[Collection entries]

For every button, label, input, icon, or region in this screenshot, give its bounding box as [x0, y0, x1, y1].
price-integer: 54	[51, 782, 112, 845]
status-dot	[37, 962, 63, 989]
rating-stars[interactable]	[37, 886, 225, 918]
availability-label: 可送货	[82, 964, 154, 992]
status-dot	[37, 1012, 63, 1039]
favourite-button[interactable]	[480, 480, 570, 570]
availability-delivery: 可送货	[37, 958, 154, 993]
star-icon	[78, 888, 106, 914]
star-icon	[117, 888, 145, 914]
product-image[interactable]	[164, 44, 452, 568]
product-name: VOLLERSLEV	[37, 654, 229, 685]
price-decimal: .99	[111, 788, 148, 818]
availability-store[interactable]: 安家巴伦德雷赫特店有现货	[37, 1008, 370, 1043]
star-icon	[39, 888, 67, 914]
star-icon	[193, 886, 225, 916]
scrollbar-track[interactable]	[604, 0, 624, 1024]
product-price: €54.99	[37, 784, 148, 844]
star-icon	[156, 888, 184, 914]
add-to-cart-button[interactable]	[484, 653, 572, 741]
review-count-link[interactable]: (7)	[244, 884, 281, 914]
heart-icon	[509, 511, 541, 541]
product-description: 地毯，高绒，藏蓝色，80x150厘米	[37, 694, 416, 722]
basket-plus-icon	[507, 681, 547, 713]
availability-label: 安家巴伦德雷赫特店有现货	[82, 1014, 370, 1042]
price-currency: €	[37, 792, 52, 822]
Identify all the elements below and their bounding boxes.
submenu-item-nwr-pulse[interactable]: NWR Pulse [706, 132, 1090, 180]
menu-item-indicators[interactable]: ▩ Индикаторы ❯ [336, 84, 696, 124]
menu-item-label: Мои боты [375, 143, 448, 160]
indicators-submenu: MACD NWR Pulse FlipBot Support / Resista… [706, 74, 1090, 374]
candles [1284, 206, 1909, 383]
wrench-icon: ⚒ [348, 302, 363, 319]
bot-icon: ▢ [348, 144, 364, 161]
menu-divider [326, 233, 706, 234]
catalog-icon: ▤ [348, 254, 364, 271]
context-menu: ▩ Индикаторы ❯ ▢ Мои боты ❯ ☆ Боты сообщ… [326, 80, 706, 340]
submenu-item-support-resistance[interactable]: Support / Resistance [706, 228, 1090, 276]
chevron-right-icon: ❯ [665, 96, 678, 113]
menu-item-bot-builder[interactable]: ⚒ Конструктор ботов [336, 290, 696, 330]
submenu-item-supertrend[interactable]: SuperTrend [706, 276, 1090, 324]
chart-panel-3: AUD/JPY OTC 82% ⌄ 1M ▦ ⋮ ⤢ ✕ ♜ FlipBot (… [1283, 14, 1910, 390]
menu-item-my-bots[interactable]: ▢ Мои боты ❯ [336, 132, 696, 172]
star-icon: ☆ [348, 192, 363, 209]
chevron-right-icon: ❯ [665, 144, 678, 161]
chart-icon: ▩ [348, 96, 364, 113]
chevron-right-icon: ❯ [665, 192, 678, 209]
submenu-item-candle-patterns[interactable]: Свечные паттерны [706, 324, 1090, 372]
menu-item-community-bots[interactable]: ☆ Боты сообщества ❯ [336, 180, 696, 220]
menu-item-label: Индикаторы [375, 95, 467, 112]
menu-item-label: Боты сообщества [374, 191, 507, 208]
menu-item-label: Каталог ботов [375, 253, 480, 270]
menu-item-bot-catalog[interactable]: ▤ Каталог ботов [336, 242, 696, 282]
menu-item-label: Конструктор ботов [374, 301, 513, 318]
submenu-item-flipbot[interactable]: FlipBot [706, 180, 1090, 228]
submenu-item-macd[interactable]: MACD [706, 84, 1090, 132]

◆ **TO DO**
Copy out every line of these items exactly as they appear.

◆ **EXERCISE SOLUTION**
For every button, label, input, icon, or region in this screenshot, give its bounding box as [x0, y0, x1, y1].
price-integer: 54	[51, 782, 112, 845]
status-dot	[37, 962, 63, 989]
rating-stars[interactable]	[37, 886, 225, 918]
availability-label: 可送货	[82, 964, 154, 992]
status-dot	[37, 1012, 63, 1039]
favourite-button[interactable]	[480, 480, 570, 570]
availability-delivery: 可送货	[37, 958, 154, 993]
star-icon	[78, 888, 106, 914]
star-icon	[117, 888, 145, 914]
product-image[interactable]	[164, 44, 452, 568]
product-name: VOLLERSLEV	[37, 654, 229, 685]
price-decimal: .99	[111, 788, 148, 818]
availability-store[interactable]: 安家巴伦德雷赫特店有现货	[37, 1008, 370, 1043]
star-icon	[39, 888, 67, 914]
star-icon	[193, 886, 225, 916]
scrollbar-track[interactable]	[604, 0, 624, 1024]
product-price: €54.99	[37, 784, 148, 844]
star-icon	[156, 888, 184, 914]
add-to-cart-button[interactable]	[484, 653, 572, 741]
review-count-link[interactable]: (7)	[244, 884, 281, 914]
heart-icon	[509, 511, 541, 541]
product-description: 地毯，高绒，藏蓝色，80x150厘米	[37, 694, 416, 722]
basket-plus-icon	[507, 681, 547, 713]
availability-label: 安家巴伦德雷赫特店有现货	[82, 1014, 370, 1042]
price-currency: €	[37, 792, 52, 822]
Identify all the elements below and their bounding boxes.
submenu-item-nwr-pulse[interactable]: NWR Pulse [706, 132, 1090, 180]
menu-item-indicators[interactable]: ▩ Индикаторы ❯ [336, 84, 696, 124]
menu-item-label: Мои боты [375, 143, 448, 160]
indicators-submenu: MACD NWR Pulse FlipBot Support / Resista… [706, 74, 1090, 374]
candles [1284, 206, 1909, 383]
wrench-icon: ⚒ [348, 302, 363, 319]
bot-icon: ▢ [348, 144, 364, 161]
menu-divider [326, 233, 706, 234]
catalog-icon: ▤ [348, 254, 364, 271]
context-menu: ▩ Индикаторы ❯ ▢ Мои боты ❯ ☆ Боты сообщ… [326, 80, 706, 340]
submenu-item-support-resistance[interactable]: Support / Resistance [706, 228, 1090, 276]
chevron-right-icon: ❯ [665, 96, 678, 113]
menu-item-bot-builder[interactable]: ⚒ Конструктор ботов [336, 290, 696, 330]
submenu-item-supertrend[interactable]: SuperTrend [706, 276, 1090, 324]
chart-panel-3: AUD/JPY OTC 82% ⌄ 1M ▦ ⋮ ⤢ ✕ ♜ FlipBot (… [1283, 14, 1910, 390]
menu-item-my-bots[interactable]: ▢ Мои боты ❯ [336, 132, 696, 172]
star-icon: ☆ [348, 192, 363, 209]
chevron-right-icon: ❯ [665, 144, 678, 161]
chart-icon: ▩ [348, 96, 364, 113]
chevron-right-icon: ❯ [665, 192, 678, 209]
submenu-item-candle-patterns[interactable]: Свечные паттерны [706, 324, 1090, 372]
menu-item-community-bots[interactable]: ☆ Боты сообщества ❯ [336, 180, 696, 220]
menu-item-label: Индикаторы [375, 95, 467, 112]
menu-item-label: Боты сообщества [374, 191, 507, 208]
menu-item-label: Каталог ботов [375, 253, 480, 270]
menu-item-bot-catalog[interactable]: ▤ Каталог ботов [336, 242, 696, 282]
menu-item-label: Конструктор ботов [374, 301, 513, 318]
submenu-item-flipbot[interactable]: FlipBot [706, 180, 1090, 228]
submenu-item-macd[interactable]: MACD [706, 84, 1090, 132]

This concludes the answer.